= INPUT ROWS =
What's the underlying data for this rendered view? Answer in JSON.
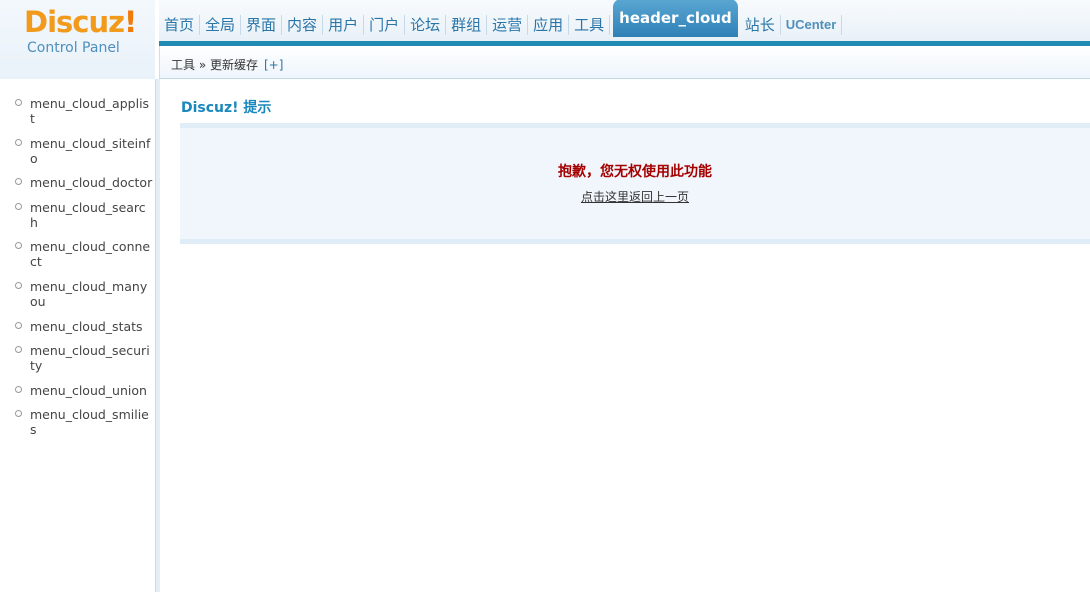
{
  "header": {
    "logo_brand": "Discuz",
    "logo_bang": "!",
    "logo_sub": "Control Panel",
    "nav": [
      {
        "label": "首页"
      },
      {
        "label": "全局"
      },
      {
        "label": "界面"
      },
      {
        "label": "内容"
      },
      {
        "label": "用户"
      },
      {
        "label": "门户"
      },
      {
        "label": "论坛"
      },
      {
        "label": "群组"
      },
      {
        "label": "运营"
      },
      {
        "label": "应用"
      },
      {
        "label": "工具"
      },
      {
        "label": "header_cloud",
        "active": true
      },
      {
        "label": "站长"
      },
      {
        "label": "UCenter"
      }
    ]
  },
  "breadcrumb": {
    "text": "工具 » 更新缓存",
    "plus": "[+]"
  },
  "sidebar": {
    "items": [
      {
        "label": "menu_cloud_applist"
      },
      {
        "label": "menu_cloud_siteinfo"
      },
      {
        "label": "menu_cloud_doctor"
      },
      {
        "label": "menu_cloud_search"
      },
      {
        "label": "menu_cloud_connect"
      },
      {
        "label": "menu_cloud_manyou"
      },
      {
        "label": "menu_cloud_stats"
      },
      {
        "label": "menu_cloud_security"
      },
      {
        "label": "menu_cloud_union"
      },
      {
        "label": "menu_cloud_smilies"
      }
    ]
  },
  "main": {
    "title": "Discuz! 提示",
    "message": "抱歉，您无权使用此功能",
    "back_link": "点击这里返回上一页"
  },
  "colors": {
    "nav_active": "#2f80b6",
    "accent": "#1a87bd",
    "error": "#a50000",
    "logo": "#f29a1b"
  }
}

= YOUR GOAL =
Using the data above, write out every line exactly, leaving the images behind.

= OUTPUT FOR THIS EXERCISE =
What's the underlying data for this rendered view? Answer in JSON.
{
  "header": {
    "logo_brand": "Discuz",
    "logo_bang": "!",
    "logo_sub": "Control Panel",
    "nav": [
      {
        "label": "首页"
      },
      {
        "label": "全局"
      },
      {
        "label": "界面"
      },
      {
        "label": "内容"
      },
      {
        "label": "用户"
      },
      {
        "label": "门户"
      },
      {
        "label": "论坛"
      },
      {
        "label": "群组"
      },
      {
        "label": "运营"
      },
      {
        "label": "应用"
      },
      {
        "label": "工具"
      },
      {
        "label": "header_cloud",
        "active": true
      },
      {
        "label": "站长"
      },
      {
        "label": "UCenter"
      }
    ]
  },
  "breadcrumb": {
    "text": "工具 » 更新缓存",
    "plus": "[+]"
  },
  "sidebar": {
    "items": [
      {
        "label": "menu_cloud_applist"
      },
      {
        "label": "menu_cloud_siteinfo"
      },
      {
        "label": "menu_cloud_doctor"
      },
      {
        "label": "menu_cloud_search"
      },
      {
        "label": "menu_cloud_connect"
      },
      {
        "label": "menu_cloud_manyou"
      },
      {
        "label": "menu_cloud_stats"
      },
      {
        "label": "menu_cloud_security"
      },
      {
        "label": "menu_cloud_union"
      },
      {
        "label": "menu_cloud_smilies"
      }
    ]
  },
  "main": {
    "title": "Discuz! 提示",
    "message": "抱歉，您无权使用此功能",
    "back_link": "点击这里返回上一页"
  },
  "colors": {
    "nav_active": "#2f80b6",
    "accent": "#1a87bd",
    "error": "#a50000",
    "logo": "#f29a1b"
  }
}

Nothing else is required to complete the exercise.